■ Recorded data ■
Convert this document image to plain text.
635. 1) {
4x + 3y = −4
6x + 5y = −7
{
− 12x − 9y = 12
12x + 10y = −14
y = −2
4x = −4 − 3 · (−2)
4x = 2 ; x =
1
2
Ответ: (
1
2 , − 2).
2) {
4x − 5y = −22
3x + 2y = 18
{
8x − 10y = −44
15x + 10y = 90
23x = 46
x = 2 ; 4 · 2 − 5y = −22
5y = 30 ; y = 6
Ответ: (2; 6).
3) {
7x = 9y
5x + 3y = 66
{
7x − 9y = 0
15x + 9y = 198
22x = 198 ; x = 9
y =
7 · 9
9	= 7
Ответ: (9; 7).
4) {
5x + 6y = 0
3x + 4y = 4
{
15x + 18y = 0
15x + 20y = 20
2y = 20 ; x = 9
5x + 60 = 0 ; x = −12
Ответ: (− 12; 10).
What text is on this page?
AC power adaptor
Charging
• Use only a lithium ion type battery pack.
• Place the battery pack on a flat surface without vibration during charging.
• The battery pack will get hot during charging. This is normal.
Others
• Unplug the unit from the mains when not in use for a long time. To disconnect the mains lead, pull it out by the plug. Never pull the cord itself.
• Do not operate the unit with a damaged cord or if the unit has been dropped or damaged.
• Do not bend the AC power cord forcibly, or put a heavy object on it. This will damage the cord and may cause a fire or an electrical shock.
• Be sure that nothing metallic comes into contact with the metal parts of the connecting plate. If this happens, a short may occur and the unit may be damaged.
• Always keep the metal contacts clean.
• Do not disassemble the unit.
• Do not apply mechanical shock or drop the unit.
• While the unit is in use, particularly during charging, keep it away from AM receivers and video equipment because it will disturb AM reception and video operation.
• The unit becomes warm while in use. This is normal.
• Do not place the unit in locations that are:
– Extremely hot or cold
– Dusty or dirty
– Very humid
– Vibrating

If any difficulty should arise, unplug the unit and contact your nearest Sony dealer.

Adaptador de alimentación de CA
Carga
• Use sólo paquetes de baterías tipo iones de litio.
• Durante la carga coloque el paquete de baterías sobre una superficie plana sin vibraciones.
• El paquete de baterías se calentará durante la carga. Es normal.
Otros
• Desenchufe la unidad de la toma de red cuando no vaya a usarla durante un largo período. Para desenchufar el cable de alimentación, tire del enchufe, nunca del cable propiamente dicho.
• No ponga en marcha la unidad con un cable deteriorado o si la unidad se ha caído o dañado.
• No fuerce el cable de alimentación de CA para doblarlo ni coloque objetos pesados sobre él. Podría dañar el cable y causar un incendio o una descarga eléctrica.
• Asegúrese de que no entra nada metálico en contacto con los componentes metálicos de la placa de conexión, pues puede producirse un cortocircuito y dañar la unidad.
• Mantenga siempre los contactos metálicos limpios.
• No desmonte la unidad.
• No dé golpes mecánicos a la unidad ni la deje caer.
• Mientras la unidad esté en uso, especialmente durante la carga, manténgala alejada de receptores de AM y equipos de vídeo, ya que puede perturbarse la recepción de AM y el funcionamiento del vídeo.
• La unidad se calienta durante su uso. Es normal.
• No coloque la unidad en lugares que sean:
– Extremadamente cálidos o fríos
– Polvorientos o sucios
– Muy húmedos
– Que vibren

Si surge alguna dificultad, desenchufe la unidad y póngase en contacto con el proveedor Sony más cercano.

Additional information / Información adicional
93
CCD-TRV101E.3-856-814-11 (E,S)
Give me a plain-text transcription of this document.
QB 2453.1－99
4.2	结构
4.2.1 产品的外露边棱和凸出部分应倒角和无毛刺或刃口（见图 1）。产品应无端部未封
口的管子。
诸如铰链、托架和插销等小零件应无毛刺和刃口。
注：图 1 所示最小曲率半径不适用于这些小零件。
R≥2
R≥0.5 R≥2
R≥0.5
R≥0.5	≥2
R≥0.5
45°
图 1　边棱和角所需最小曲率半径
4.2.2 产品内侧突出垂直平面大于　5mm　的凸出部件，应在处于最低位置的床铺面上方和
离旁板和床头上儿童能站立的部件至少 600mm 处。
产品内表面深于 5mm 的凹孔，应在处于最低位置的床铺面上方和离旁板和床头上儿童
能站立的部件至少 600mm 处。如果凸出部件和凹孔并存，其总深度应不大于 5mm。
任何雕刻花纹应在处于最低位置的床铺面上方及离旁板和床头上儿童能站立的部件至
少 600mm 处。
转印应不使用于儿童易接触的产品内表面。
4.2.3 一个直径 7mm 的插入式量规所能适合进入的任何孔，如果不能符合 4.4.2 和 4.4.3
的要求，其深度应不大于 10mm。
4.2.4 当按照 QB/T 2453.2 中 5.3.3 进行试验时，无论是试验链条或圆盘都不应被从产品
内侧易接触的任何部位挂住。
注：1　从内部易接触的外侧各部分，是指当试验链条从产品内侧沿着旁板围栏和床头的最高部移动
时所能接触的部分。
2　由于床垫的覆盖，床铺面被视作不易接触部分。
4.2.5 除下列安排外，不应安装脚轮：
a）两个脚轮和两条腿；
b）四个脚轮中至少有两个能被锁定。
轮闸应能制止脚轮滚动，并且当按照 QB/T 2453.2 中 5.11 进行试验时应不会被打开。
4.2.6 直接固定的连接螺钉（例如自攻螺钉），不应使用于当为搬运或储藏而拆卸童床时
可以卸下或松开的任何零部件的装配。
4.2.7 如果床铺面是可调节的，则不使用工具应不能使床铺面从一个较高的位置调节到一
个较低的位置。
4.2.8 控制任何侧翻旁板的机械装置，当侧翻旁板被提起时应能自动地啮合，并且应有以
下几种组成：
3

■ GIVEN REQUEST ■
Repeat word for word every line from the one that holds "Give me a plain-text" to the end. Both ends count.

■ OUTPUT FOR THIS TASK ■
Give me a plain-text transcription of this document.
QB 2453.1－99
4.2	结构
4.2.1 产品的外露边棱和凸出部分应倒角和无毛刺或刃口（见图 1）。产品应无端部未封
口的管子。
诸如铰链、托架和插销等小零件应无毛刺和刃口。
注：图 1 所示最小曲率半径不适用于这些小零件。
R≥2
R≥0.5 R≥2
R≥0.5
R≥0.5	≥2
R≥0.5
45°
图 1　边棱和角所需最小曲率半径
4.2.2 产品内侧突出垂直平面大于　5mm　的凸出部件，应在处于最低位置的床铺面上方和
离旁板和床头上儿童能站立的部件至少 600mm 处。
产品内表面深于 5mm 的凹孔，应在处于最低位置的床铺面上方和离旁板和床头上儿童
能站立的部件至少 600mm 处。如果凸出部件和凹孔并存，其总深度应不大于 5mm。
任何雕刻花纹应在处于最低位置的床铺面上方及离旁板和床头上儿童能站立的部件至
少 600mm 处。
转印应不使用于儿童易接触的产品内表面。
4.2.3 一个直径 7mm 的插入式量规所能适合进入的任何孔，如果不能符合 4.4.2 和 4.4.3
的要求，其深度应不大于 10mm。
4.2.4 当按照 QB/T 2453.2 中 5.3.3 进行试验时，无论是试验链条或圆盘都不应被从产品
内侧易接触的任何部位挂住。
注：1　从内部易接触的外侧各部分，是指当试验链条从产品内侧沿着旁板围栏和床头的最高部移动
时所能接触的部分。
2　由于床垫的覆盖，床铺面被视作不易接触部分。
4.2.5 除下列安排外，不应安装脚轮：
a）两个脚轮和两条腿；
b）四个脚轮中至少有两个能被锁定。
轮闸应能制止脚轮滚动，并且当按照 QB/T 2453.2 中 5.11 进行试验时应不会被打开。
4.2.6 直接固定的连接螺钉（例如自攻螺钉），不应使用于当为搬运或储藏而拆卸童床时
可以卸下或松开的任何零部件的装配。
4.2.7 如果床铺面是可调节的，则不使用工具应不能使床铺面从一个较高的位置调节到一
个较低的位置。
4.2.8 控制任何侧翻旁板的机械装置，当侧翻旁板被提起时应能自动地啮合，并且应有以
下几种组成：
3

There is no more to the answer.